* _Required work_:
The required output is the line containing "What's the underlying" through the final line of the material below, printed exactly, with no other lines.
begin Input material
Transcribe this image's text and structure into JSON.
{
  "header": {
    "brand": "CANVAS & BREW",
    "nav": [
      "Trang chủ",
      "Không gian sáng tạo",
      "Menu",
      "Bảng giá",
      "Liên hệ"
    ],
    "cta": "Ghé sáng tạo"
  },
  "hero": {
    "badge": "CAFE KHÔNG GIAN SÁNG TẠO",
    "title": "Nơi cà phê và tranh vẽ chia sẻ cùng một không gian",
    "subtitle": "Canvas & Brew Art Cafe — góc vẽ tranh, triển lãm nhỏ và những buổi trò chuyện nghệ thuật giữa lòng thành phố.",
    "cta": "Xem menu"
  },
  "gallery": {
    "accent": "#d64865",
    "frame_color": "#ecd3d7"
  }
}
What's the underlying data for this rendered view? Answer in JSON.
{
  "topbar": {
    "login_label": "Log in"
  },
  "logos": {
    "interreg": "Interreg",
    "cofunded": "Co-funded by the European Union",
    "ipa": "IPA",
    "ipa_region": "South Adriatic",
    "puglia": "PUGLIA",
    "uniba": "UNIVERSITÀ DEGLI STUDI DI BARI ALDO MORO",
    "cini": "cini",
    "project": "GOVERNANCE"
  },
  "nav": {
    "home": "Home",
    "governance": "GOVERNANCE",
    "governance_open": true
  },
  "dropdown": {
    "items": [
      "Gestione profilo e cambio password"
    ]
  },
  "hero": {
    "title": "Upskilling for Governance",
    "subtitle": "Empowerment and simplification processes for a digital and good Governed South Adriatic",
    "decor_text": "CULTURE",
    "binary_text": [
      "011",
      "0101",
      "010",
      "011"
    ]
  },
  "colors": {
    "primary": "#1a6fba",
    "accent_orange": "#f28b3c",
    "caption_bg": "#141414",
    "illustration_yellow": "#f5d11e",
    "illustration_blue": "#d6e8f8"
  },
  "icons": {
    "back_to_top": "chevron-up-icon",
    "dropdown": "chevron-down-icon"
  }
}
end Input material
* _Finished exercise_:
What's the underlying data for this rendered view? Answer in JSON.
{
  "topbar": {
    "login_label": "Log in"
  },
  "logos": {
    "interreg": "Interreg",
    "cofunded": "Co-funded by the European Union",
    "ipa": "IPA",
    "ipa_region": "South Adriatic",
    "puglia": "PUGLIA",
    "uniba": "UNIVERSITÀ DEGLI STUDI DI BARI ALDO MORO",
    "cini": "cini",
    "project": "GOVERNANCE"
  },
  "nav": {
    "home": "Home",
    "governance": "GOVERNANCE",
    "governance_open": true
  },
  "dropdown": {
    "items": [
      "Gestione profilo e cambio password"
    ]
  },
  "hero": {
    "title": "Upskilling for Governance",
    "subtitle": "Empowerment and simplification processes for a digital and good Governed South Adriatic",
    "decor_text": "CULTURE",
    "binary_text": [
      "011",
      "0101",
      "010",
      "011"
    ]
  },
  "colors": {
    "primary": "#1a6fba",
    "accent_orange": "#f28b3c",
    "caption_bg": "#141414",
    "illustration_yellow": "#f5d11e",
    "illustration_blue": "#d6e8f8"
  },
  "icons": {
    "back_to_top": "chevron-up-icon",
    "dropdown": "chevron-down-icon"
  }
}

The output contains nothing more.